### Directions
Count how many lines hold the string "Auszubildende". Answer with that number and nothing more.

====== Extracted entries

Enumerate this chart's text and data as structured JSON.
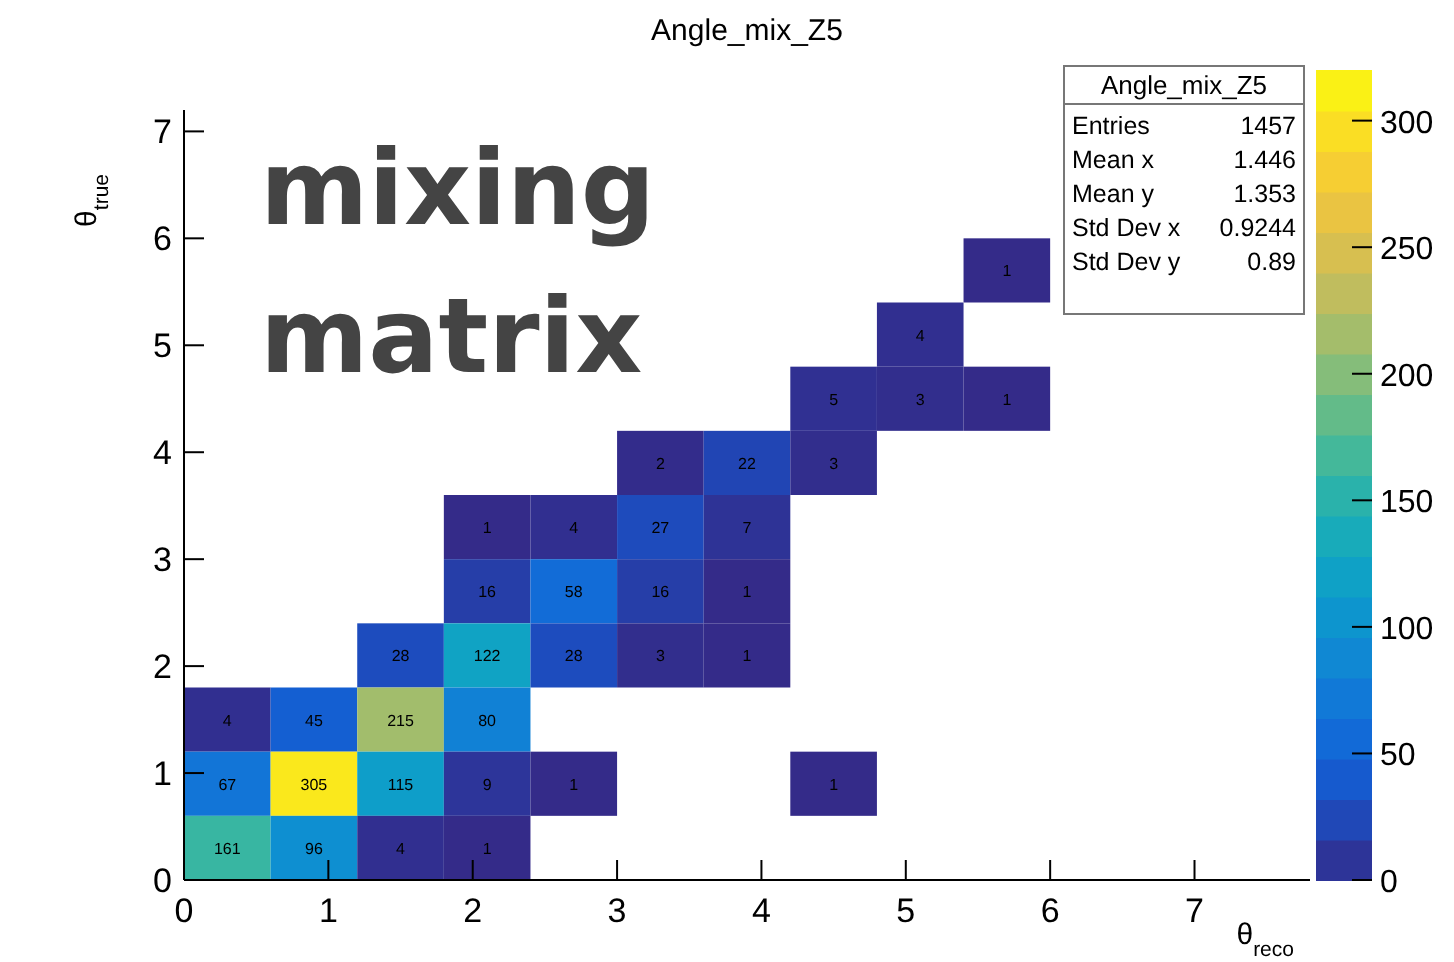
{
  "chart_data": {
    "type": "heatmap",
    "title": "Angle_mix_Z5",
    "xlabel": "θ$_{reco}$",
    "ylabel": "θ$_{true}$",
    "x": [
      0.3,
      0.9,
      1.5,
      2.1,
      2.7,
      3.3,
      3.9,
      4.5,
      5.1,
      5.7
    ],
    "y": [
      5.7,
      5.1,
      4.5,
      3.9,
      3.3,
      2.7,
      2.1,
      1.5,
      0.9,
      0.3
    ],
    "cells": [
      [
        null,
        null,
        null,
        null,
        null,
        null,
        null,
        null,
        null,
        1
      ],
      [
        null,
        null,
        null,
        null,
        null,
        null,
        null,
        null,
        4,
        null
      ],
      [
        null,
        null,
        null,
        null,
        null,
        null,
        null,
        5,
        3,
        1
      ],
      [
        null,
        null,
        null,
        null,
        null,
        2,
        22,
        3,
        null,
        null
      ],
      [
        null,
        null,
        null,
        1,
        4,
        27,
        7,
        null,
        null,
        null
      ],
      [
        null,
        null,
        null,
        16,
        58,
        16,
        1,
        null,
        null,
        null
      ],
      [
        null,
        null,
        28,
        122,
        28,
        3,
        1,
        null,
        null,
        null
      ],
      [
        4,
        45,
        215,
        80,
        null,
        null,
        null,
        null,
        null,
        null
      ],
      [
        67,
        305,
        115,
        9,
        1,
        null,
        null,
        1,
        null,
        null
      ],
      [
        161,
        96,
        4,
        1,
        null,
        null,
        null,
        null,
        null,
        null
      ]
    ],
    "xlim": [
      0,
      7.8
    ],
    "xticks": [
      0,
      1,
      2,
      3,
      4,
      5,
      6,
      7
    ],
    "ylim": [
      0,
      7.2
    ],
    "yticks": [
      0,
      1,
      2,
      3,
      4,
      5,
      6,
      7
    ],
    "clim": [
      0,
      320
    ],
    "cticks": [
      0,
      50,
      100,
      150,
      200,
      250,
      300
    ],
    "data_labels": true,
    "annotations": [
      "mixing matrix",
      "Angle_mix_Z5",
      "Entries 1457",
      "Mean x 1.446",
      "Mean y 1.353",
      "Std Dev x 0.9244",
      "Std Dev y 0.89"
    ]
  }
}
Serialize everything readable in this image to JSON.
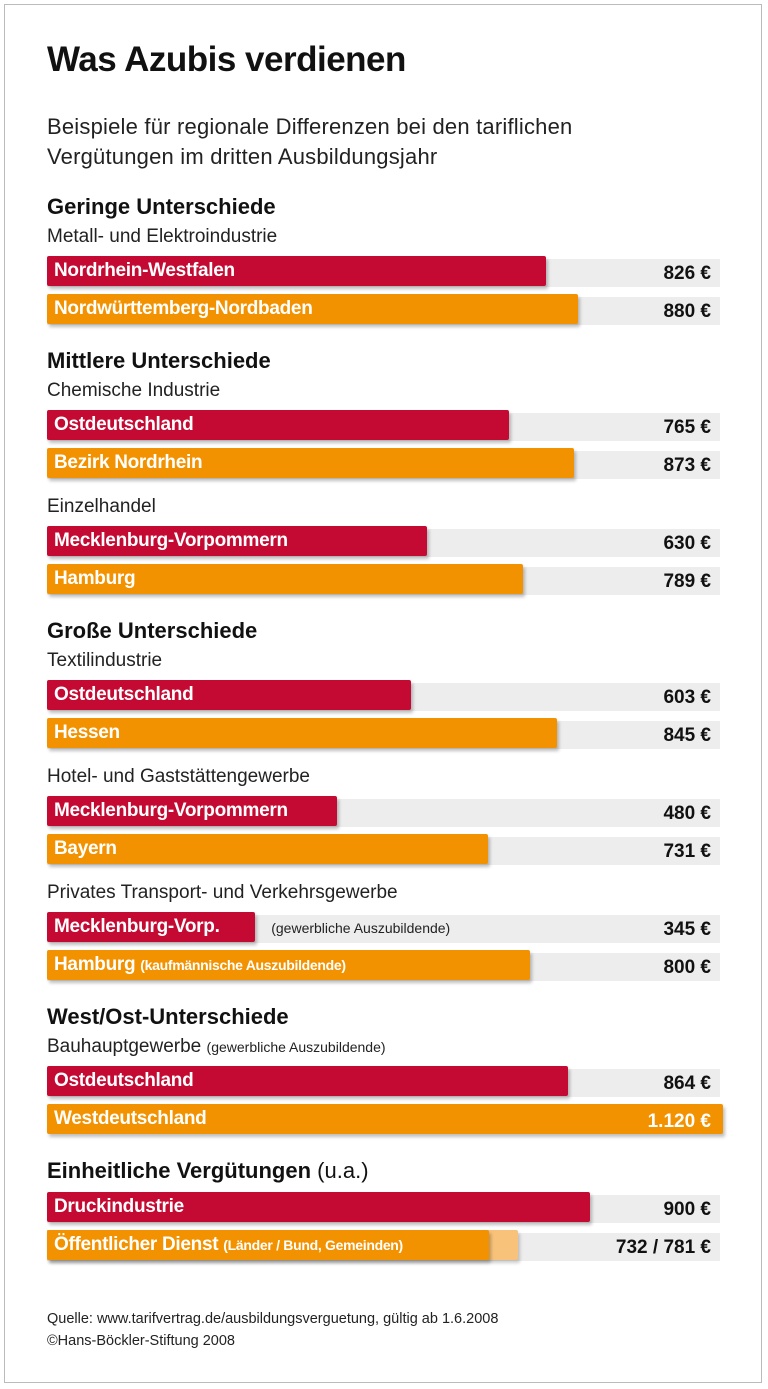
{
  "title": "Was Azubis verdienen",
  "subtitle_lines": [
    "Beispiele für regionale Differenzen bei den tariflichen",
    "Vergütungen im dritten Ausbildungsjahr"
  ],
  "colors": {
    "red": "#c40a32",
    "orange": "#f39200",
    "light_orange": "#f8c27a",
    "track": "#ededed"
  },
  "chart_data": {
    "type": "bar",
    "orientation": "horizontal",
    "unit": "€",
    "xlim": [
      0,
      1120
    ],
    "sections": [
      {
        "title": "Geringe Unterschiede",
        "extra": "",
        "groups": [
          {
            "title": "Metall- und Elektroindustrie",
            "note": "",
            "bars": [
              {
                "label": "Nordrhein-Westfalen",
                "value": 826,
                "value_label": "826 €",
                "color": "red"
              },
              {
                "label": "Nordwürttemberg-Nordbaden",
                "value": 880,
                "value_label": "880 €",
                "color": "orange"
              }
            ]
          }
        ]
      },
      {
        "title": "Mittlere Unterschiede",
        "extra": "",
        "groups": [
          {
            "title": "Chemische Industrie",
            "note": "",
            "bars": [
              {
                "label": "Ostdeutschland",
                "value": 765,
                "value_label": "765 €",
                "color": "red"
              },
              {
                "label": "Bezirk Nordrhein",
                "value": 873,
                "value_label": "873 €",
                "color": "orange"
              }
            ]
          },
          {
            "title": "Einzelhandel",
            "note": "",
            "bars": [
              {
                "label": "Mecklenburg-Vorpommern",
                "value": 630,
                "value_label": "630 €",
                "color": "red"
              },
              {
                "label": "Hamburg",
                "value": 789,
                "value_label": "789 €",
                "color": "orange"
              }
            ]
          }
        ]
      },
      {
        "title": "Große Unterschiede",
        "extra": "",
        "groups": [
          {
            "title": "Textilindustrie",
            "note": "",
            "bars": [
              {
                "label": "Ostdeutschland",
                "value": 603,
                "value_label": "603 €",
                "color": "red"
              },
              {
                "label": "Hessen",
                "value": 845,
                "value_label": "845 €",
                "color": "orange"
              }
            ]
          },
          {
            "title": "Hotel- und Gaststättengewerbe",
            "note": "",
            "bars": [
              {
                "label": "Mecklenburg-Vorpommern",
                "value": 480,
                "value_label": "480 €",
                "color": "red"
              },
              {
                "label": "Bayern",
                "value": 731,
                "value_label": "731 €",
                "color": "orange"
              }
            ]
          },
          {
            "title": "Privates Transport- und Verkehrsgewerbe",
            "note": "",
            "bars": [
              {
                "label": "Mecklenburg-Vorp.",
                "outer_note": "(gewerbliche Auszubildende)",
                "value": 345,
                "value_label": "345 €",
                "color": "red"
              },
              {
                "label": "Hamburg",
                "inner_note": "(kaufmännische Auszubildende)",
                "value": 800,
                "value_label": "800 €",
                "color": "orange"
              }
            ]
          }
        ]
      },
      {
        "title": "West/Ost-Unterschiede",
        "extra": "",
        "groups": [
          {
            "title": "Bauhauptgewerbe",
            "note": "(gewerbliche Auszubildende)",
            "bars": [
              {
                "label": "Ostdeutschland",
                "value": 864,
                "value_label": "864 €",
                "color": "red"
              },
              {
                "label": "Westdeutschland",
                "value": 1120,
                "value_label": "1.120 €",
                "color": "orange"
              }
            ]
          }
        ]
      },
      {
        "title": "Einheitliche Vergütungen",
        "extra": "(u.a.)",
        "groups": [
          {
            "title": "",
            "note": "",
            "bars": [
              {
                "label": "Druckindustrie",
                "value": 900,
                "value_label": "900 €",
                "color": "red"
              },
              {
                "label": "Öffentlicher Dienst",
                "inner_note": "(Länder / Bund, Gemeinden)",
                "value": 732,
                "value2": 781,
                "value_label": "732 / 781 €",
                "color": "orange"
              }
            ]
          }
        ]
      }
    ]
  },
  "footer": {
    "source": "Quelle: www.tarifvertrag.de/ausbildungsverguetung, gültig ab 1.6.2008",
    "copyright": "©Hans-Böckler-Stiftung 2008"
  }
}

============

### Output for this task
3